[Raw records]
········
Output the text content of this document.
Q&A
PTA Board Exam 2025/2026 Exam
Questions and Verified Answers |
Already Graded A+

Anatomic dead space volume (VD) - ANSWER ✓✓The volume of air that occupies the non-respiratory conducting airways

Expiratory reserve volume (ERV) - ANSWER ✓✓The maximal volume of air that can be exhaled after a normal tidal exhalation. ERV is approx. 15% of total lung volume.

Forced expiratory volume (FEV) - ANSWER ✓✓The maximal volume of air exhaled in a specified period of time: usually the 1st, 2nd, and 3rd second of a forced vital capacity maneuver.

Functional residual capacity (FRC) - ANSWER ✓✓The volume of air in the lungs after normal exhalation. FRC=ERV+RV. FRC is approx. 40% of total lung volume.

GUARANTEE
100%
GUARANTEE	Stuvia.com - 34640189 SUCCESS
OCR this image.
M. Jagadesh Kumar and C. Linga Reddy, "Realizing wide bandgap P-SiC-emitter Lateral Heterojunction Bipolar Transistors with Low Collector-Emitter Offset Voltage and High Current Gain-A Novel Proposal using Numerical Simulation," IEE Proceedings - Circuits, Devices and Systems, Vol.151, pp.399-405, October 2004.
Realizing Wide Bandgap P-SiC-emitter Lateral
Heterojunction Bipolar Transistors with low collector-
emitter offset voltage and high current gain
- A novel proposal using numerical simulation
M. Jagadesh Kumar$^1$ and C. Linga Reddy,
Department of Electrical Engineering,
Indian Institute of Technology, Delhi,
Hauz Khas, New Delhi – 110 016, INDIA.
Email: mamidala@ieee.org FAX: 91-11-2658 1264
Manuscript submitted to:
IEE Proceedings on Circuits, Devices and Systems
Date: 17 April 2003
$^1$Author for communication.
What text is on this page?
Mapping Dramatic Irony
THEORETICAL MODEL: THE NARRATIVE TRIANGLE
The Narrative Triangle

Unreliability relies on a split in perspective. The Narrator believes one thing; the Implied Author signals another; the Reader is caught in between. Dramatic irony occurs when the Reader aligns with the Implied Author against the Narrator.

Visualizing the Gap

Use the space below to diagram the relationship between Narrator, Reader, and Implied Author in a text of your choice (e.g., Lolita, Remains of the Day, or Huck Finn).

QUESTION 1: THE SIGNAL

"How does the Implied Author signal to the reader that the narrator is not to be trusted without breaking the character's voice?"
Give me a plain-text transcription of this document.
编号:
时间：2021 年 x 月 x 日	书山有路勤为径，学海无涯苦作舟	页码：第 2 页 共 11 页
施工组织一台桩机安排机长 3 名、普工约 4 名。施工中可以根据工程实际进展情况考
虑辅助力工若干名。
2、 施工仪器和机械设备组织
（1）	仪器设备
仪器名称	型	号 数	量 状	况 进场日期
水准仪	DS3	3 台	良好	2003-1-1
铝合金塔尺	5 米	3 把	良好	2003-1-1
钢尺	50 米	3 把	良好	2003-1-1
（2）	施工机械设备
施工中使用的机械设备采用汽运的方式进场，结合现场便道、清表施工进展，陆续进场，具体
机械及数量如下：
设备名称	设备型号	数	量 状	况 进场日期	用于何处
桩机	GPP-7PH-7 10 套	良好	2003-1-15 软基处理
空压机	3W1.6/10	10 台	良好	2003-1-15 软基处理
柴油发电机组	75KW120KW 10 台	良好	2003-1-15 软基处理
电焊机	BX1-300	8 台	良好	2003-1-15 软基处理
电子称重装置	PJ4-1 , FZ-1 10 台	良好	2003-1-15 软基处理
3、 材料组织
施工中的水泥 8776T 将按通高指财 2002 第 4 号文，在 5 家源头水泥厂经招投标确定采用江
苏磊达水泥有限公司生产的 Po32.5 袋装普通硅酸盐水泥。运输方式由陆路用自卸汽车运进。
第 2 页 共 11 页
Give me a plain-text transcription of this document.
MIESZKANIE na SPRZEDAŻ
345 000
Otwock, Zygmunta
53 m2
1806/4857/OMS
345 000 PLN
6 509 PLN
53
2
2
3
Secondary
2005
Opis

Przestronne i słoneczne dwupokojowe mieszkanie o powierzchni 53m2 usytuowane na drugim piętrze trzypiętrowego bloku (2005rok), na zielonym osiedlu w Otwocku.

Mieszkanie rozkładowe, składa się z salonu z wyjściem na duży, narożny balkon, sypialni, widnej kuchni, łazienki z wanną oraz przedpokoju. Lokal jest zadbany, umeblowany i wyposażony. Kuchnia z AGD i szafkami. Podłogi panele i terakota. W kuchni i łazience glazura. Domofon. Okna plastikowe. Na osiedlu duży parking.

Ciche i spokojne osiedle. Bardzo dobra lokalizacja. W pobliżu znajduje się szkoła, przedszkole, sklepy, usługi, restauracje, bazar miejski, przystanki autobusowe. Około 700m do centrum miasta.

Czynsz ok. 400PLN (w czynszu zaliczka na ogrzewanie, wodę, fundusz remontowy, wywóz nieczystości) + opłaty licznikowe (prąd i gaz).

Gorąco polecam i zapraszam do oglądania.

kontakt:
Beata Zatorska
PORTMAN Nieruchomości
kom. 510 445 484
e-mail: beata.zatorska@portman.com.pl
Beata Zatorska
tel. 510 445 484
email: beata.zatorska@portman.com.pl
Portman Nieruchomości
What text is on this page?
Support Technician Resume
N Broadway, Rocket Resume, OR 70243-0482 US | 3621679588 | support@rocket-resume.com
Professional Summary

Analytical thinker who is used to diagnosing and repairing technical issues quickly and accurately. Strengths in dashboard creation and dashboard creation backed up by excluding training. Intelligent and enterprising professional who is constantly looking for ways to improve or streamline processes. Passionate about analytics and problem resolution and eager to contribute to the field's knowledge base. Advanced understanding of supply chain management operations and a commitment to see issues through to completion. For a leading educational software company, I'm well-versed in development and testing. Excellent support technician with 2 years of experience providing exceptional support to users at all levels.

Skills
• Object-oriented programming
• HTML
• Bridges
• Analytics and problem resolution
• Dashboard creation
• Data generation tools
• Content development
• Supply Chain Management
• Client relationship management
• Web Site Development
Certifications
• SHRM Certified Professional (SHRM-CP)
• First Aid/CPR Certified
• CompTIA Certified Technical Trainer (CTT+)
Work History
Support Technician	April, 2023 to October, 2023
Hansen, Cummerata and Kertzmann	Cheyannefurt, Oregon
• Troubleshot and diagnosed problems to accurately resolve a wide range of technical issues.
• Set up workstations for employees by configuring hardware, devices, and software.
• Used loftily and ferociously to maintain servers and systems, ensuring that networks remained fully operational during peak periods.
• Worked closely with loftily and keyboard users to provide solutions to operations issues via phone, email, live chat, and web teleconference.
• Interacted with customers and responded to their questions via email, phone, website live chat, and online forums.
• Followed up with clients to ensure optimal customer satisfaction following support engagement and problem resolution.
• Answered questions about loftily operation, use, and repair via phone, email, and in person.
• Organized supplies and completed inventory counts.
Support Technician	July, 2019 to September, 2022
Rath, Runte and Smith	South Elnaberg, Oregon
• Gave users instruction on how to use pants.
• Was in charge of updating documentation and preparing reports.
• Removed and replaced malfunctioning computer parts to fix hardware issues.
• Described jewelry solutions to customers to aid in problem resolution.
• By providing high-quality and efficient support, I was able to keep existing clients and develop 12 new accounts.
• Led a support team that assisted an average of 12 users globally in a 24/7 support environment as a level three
········
PROBLEM STATEMENT:
Look through the entries and return every line where "Certified" appears.

EXERCISE ANSWER:
• SHRM Certified Professional (SHRM-CP)
• First Aid/CPR Certified
• CompTIA Certified Technical Trainer (CTT+)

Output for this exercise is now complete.